● Objective
Please pull out the part of the entries that opens with their first line and closes with the line containing "problems-count[interactable]: ⊗ 0". Include both of those lines and reproduce every line character for character.

:: Exercise material

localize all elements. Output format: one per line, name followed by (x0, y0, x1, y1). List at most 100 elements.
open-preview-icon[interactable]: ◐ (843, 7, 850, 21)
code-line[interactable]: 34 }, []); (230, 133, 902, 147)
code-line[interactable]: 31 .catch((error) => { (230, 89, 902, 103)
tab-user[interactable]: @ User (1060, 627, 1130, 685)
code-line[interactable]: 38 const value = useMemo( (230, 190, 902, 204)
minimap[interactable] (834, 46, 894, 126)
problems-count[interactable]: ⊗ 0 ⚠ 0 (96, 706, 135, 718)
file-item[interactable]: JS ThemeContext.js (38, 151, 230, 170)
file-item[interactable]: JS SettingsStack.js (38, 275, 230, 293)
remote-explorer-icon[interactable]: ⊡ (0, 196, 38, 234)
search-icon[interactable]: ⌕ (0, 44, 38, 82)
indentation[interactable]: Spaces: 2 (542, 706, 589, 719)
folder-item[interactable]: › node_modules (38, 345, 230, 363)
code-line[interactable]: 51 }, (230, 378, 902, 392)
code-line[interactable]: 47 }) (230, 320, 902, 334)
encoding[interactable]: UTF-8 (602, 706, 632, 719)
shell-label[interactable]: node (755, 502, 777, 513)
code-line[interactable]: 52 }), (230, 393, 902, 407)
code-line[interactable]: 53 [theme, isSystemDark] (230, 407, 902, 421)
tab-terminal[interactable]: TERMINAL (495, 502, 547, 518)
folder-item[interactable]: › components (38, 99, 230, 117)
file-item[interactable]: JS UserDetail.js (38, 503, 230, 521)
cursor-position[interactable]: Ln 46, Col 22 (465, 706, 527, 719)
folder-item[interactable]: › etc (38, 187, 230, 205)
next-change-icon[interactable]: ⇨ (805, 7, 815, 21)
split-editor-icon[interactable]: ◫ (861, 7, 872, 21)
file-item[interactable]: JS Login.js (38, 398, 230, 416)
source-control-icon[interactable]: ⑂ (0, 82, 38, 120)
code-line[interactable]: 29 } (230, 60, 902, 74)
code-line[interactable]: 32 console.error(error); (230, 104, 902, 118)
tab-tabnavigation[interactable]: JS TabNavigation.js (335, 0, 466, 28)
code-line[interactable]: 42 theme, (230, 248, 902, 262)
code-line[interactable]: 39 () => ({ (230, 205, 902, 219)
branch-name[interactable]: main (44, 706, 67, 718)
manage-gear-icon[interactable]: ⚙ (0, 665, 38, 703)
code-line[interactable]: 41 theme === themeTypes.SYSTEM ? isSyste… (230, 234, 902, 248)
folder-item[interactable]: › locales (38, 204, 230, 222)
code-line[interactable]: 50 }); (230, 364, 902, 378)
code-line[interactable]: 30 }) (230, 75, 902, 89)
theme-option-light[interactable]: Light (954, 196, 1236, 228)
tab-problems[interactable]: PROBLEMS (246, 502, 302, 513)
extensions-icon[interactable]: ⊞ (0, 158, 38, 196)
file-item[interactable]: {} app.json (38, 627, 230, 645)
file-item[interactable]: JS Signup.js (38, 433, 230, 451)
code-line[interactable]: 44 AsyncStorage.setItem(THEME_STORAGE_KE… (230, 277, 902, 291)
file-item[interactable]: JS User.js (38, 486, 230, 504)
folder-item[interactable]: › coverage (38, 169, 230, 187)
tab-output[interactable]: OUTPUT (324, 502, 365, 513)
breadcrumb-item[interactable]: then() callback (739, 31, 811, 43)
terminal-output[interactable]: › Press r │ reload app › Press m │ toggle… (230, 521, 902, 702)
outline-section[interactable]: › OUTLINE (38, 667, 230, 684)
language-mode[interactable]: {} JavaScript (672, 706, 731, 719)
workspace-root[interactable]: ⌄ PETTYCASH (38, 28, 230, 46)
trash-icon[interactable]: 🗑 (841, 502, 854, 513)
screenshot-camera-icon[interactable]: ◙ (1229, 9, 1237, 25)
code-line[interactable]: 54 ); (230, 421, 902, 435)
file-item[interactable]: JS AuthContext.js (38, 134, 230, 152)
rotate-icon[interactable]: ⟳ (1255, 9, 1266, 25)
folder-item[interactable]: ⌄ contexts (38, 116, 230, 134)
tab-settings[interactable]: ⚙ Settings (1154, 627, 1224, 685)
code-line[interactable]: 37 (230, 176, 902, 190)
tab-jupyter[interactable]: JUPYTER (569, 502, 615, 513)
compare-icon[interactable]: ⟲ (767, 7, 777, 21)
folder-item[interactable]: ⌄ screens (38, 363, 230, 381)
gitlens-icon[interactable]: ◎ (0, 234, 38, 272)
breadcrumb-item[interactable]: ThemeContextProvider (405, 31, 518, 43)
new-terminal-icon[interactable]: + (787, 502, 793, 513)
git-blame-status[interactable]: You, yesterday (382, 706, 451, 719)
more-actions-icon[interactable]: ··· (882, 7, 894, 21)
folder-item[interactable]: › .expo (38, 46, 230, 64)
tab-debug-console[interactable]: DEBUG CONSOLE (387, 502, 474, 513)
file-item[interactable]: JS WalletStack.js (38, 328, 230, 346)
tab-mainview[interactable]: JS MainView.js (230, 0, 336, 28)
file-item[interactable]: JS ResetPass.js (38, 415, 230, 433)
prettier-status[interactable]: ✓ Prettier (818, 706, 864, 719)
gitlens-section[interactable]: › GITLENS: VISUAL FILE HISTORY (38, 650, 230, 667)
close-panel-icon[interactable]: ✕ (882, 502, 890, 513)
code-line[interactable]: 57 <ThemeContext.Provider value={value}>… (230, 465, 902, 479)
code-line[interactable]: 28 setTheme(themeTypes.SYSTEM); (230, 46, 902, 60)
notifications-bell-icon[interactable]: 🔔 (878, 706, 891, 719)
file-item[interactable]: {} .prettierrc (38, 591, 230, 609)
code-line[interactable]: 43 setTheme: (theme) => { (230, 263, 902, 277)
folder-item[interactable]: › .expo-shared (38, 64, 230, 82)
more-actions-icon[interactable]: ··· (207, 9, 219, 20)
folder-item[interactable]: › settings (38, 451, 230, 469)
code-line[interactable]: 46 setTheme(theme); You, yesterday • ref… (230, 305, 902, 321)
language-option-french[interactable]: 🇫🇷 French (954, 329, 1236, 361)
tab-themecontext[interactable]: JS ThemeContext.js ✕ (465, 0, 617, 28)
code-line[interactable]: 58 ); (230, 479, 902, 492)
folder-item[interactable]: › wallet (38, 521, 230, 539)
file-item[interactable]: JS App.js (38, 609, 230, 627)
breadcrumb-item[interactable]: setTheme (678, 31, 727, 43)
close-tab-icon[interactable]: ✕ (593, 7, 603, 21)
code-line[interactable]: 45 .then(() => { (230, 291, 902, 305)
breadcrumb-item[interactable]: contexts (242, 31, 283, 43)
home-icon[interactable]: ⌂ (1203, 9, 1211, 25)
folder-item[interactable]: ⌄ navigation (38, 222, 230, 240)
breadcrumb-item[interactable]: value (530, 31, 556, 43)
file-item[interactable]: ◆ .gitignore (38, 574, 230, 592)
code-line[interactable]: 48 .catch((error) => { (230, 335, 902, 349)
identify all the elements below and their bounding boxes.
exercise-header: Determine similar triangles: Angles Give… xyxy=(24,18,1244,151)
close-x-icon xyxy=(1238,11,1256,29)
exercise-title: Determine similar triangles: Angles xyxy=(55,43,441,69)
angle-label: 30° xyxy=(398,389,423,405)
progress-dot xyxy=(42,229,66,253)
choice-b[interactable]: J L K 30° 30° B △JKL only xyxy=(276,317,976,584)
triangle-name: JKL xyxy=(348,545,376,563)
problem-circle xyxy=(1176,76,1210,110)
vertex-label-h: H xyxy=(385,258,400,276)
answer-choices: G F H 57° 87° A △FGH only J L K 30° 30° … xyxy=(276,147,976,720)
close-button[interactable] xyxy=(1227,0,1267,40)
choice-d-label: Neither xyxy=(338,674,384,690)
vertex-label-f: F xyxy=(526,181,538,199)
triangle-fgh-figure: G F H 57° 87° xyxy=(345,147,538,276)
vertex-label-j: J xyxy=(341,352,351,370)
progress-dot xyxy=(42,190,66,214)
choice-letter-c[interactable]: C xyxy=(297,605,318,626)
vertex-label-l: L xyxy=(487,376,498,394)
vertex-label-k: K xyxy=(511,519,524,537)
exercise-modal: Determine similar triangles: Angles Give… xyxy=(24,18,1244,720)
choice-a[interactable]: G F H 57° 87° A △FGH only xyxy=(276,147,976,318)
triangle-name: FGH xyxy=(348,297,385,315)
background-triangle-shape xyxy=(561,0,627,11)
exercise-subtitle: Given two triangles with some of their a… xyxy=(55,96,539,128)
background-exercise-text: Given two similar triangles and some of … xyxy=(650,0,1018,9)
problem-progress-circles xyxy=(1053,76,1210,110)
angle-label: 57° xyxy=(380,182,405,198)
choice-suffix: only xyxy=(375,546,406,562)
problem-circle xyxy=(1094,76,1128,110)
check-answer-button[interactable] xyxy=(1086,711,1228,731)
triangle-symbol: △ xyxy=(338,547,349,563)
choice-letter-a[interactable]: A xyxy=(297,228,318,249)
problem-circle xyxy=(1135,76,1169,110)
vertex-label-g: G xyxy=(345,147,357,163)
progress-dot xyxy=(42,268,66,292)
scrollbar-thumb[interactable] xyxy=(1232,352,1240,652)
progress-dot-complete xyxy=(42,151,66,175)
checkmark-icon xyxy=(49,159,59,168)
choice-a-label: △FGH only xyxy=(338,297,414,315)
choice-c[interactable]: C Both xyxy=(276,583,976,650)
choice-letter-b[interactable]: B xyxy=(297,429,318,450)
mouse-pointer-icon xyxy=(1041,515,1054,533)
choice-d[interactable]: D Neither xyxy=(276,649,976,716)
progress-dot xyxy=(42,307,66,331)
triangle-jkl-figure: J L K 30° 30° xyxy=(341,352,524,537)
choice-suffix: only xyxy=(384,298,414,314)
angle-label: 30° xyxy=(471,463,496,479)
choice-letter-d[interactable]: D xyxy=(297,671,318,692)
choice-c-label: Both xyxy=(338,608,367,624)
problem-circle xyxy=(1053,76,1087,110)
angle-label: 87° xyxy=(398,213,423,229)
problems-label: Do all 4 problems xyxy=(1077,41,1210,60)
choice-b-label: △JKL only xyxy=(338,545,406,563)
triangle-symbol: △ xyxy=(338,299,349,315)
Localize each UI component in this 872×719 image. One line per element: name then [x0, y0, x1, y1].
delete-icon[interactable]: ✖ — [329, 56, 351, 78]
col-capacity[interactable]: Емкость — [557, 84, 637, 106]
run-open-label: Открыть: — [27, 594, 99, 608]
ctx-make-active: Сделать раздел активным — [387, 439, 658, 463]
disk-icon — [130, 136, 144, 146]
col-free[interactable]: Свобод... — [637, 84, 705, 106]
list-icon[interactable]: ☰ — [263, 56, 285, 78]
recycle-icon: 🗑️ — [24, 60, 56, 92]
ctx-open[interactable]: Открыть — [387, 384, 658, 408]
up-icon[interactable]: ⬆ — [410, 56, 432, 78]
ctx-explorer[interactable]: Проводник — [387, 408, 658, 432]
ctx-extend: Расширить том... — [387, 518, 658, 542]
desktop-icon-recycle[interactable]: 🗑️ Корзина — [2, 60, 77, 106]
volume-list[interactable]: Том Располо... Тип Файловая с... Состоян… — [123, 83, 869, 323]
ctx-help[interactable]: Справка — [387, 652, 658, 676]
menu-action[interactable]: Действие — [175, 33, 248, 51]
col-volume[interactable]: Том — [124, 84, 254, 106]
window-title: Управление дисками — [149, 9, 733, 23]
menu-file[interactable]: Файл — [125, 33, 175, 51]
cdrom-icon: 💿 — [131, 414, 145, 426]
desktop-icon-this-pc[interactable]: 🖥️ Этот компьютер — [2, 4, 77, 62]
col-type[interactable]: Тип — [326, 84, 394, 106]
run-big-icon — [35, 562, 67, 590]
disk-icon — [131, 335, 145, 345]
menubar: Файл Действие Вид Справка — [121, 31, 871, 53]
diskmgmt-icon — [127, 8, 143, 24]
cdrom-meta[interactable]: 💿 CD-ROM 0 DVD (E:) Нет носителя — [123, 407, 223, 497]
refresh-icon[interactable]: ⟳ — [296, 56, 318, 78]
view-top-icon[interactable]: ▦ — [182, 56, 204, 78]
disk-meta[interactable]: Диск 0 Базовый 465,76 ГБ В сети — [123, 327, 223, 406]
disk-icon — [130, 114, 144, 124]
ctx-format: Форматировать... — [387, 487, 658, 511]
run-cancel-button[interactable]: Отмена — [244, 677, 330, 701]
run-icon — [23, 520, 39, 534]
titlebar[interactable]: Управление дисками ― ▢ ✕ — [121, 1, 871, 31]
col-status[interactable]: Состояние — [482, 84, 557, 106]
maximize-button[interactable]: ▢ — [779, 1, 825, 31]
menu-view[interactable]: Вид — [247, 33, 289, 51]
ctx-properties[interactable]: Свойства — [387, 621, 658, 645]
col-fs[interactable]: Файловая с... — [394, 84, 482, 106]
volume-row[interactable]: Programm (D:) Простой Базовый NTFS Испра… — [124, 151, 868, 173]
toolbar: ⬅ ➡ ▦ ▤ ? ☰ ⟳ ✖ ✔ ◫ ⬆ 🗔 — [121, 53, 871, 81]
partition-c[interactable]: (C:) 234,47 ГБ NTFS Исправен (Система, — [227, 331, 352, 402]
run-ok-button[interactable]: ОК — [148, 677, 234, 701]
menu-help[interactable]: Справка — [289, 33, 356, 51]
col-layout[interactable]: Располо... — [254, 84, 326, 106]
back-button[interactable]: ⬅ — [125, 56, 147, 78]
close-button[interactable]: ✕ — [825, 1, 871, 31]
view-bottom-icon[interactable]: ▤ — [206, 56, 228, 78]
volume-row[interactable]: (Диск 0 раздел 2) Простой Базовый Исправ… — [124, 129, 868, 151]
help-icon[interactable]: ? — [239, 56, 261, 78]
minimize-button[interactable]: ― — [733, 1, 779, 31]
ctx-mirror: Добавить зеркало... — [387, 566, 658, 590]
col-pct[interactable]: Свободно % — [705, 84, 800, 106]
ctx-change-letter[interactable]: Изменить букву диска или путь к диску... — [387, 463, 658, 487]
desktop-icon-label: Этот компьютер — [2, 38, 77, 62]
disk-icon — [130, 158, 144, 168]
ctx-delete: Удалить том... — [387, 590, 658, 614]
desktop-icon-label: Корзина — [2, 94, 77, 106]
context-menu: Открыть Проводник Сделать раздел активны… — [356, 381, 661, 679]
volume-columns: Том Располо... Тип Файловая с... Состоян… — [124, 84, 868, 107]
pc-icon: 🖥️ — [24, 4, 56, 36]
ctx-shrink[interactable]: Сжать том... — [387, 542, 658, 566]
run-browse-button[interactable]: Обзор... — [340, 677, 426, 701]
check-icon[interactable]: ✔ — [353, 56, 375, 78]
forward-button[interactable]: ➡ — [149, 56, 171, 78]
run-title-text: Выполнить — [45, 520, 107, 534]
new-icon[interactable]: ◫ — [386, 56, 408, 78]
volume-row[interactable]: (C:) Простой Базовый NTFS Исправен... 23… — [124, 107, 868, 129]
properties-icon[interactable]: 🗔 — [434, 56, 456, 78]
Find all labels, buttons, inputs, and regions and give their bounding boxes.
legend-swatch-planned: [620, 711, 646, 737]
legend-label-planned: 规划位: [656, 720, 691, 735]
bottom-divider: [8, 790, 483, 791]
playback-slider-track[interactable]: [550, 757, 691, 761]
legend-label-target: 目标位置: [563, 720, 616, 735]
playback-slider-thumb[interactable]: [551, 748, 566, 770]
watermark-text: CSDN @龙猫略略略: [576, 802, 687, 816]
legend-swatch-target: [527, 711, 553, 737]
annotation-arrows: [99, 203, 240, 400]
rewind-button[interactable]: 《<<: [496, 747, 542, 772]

::::

● Correct answer
localize all elements. Output format: one per line, name followed by (x0, y0, x1, y1). List at most 100 elements.
open-preview-icon[interactable]: ◐ (843, 7, 850, 21)
code-line[interactable]: 34 }, []); (230, 133, 902, 147)
code-line[interactable]: 31 .catch((error) => { (230, 89, 902, 103)
tab-user[interactable]: @ User (1060, 627, 1130, 685)
code-line[interactable]: 38 const value = useMemo( (230, 190, 902, 204)
minimap[interactable] (834, 46, 894, 126)
problems-count[interactable]: ⊗ 0 ⚠ 0 (96, 706, 135, 718)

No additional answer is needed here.